Task
Give the entries again exactly, every one of them.

Dataset records
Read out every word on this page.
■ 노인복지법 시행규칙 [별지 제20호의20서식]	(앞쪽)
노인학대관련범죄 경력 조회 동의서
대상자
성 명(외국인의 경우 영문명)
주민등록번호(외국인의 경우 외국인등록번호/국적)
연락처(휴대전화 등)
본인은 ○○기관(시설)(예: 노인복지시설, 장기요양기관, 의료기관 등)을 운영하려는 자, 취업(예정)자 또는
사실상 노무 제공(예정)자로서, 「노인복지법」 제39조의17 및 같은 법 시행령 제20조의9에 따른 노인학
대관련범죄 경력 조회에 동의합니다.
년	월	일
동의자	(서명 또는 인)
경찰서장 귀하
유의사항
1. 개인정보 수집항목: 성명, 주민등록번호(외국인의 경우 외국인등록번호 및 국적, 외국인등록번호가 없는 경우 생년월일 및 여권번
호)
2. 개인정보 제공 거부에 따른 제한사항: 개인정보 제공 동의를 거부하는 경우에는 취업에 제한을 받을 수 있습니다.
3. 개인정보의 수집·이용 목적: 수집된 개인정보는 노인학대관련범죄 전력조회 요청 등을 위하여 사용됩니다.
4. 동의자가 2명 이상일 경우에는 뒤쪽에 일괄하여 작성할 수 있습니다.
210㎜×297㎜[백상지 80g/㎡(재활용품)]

Worked solution
Read out every word on this page.
■ 노인복지법 시행규칙 [별지 제20호의20서식]	(앞쪽)
노인학대관련범죄 경력 조회 동의서
대상자
성 명(외국인의 경우 영문명)
주민등록번호(외국인의 경우 외국인등록번호/국적)
연락처(휴대전화 등)
본인은 ○○기관(시설)(예: 노인복지시설, 장기요양기관, 의료기관 등)을 운영하려는 자, 취업(예정)자 또는
사실상 노무 제공(예정)자로서, 「노인복지법」 제39조의17 및 같은 법 시행령 제20조의9에 따른 노인학
대관련범죄 경력 조회에 동의합니다.
년	월	일
동의자	(서명 또는 인)
경찰서장 귀하
유의사항
1. 개인정보 수집항목: 성명, 주민등록번호(외국인의 경우 외국인등록번호 및 국적, 외국인등록번호가 없는 경우 생년월일 및 여권번
호)
2. 개인정보 제공 거부에 따른 제한사항: 개인정보 제공 동의를 거부하는 경우에는 취업에 제한을 받을 수 있습니다.
3. 개인정보의 수집·이용 목적: 수집된 개인정보는 노인학대관련범죄 전력조회 요청 등을 위하여 사용됩니다.
4. 동의자가 2명 이상일 경우에는 뒤쪽에 일괄하여 작성할 수 있습니다.
210㎜×297㎜[백상지 80g/㎡(재활용품)]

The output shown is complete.